# DATASET ROWS:

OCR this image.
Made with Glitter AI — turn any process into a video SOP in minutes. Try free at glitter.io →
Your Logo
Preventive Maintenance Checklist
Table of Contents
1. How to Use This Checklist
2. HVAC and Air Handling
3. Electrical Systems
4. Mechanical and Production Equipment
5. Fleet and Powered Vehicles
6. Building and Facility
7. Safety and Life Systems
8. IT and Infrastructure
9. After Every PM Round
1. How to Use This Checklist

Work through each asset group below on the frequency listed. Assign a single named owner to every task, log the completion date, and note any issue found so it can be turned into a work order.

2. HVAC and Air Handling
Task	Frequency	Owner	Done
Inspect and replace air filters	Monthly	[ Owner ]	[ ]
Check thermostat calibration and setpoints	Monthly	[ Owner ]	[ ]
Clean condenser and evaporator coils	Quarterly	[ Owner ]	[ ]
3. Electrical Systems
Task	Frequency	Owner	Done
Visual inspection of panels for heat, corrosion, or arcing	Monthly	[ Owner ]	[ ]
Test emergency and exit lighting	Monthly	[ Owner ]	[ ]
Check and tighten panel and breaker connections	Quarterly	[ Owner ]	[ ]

# EXERCISE TASK:
Repeat the records above exactly.

# WRITTEN SOLUTION:
OCR this image.
Made with Glitter AI — turn any process into a video SOP in minutes. Try free at glitter.io →
Your Logo
Preventive Maintenance Checklist
Table of Contents
1. How to Use This Checklist
2. HVAC and Air Handling
3. Electrical Systems
4. Mechanical and Production Equipment
5. Fleet and Powered Vehicles
6. Building and Facility
7. Safety and Life Systems
8. IT and Infrastructure
9. After Every PM Round
1. How to Use This Checklist

Work through each asset group below on the frequency listed. Assign a single named owner to every task, log the completion date, and note any issue found so it can be turned into a work order.

2. HVAC and Air Handling
Task	Frequency	Owner	Done
Inspect and replace air filters	Monthly	[ Owner ]	[ ]
Check thermostat calibration and setpoints	Monthly	[ Owner ]	[ ]
Clean condenser and evaporator coils	Quarterly	[ Owner ]	[ ]
3. Electrical Systems
Task	Frequency	Owner	Done
Visual inspection of panels for heat, corrosion, or arcing	Monthly	[ Owner ]	[ ]
Test emergency and exit lighting	Monthly	[ Owner ]	[ ]
Check and tighten panel and breaker connections	Quarterly	[ Owner ]	[ ]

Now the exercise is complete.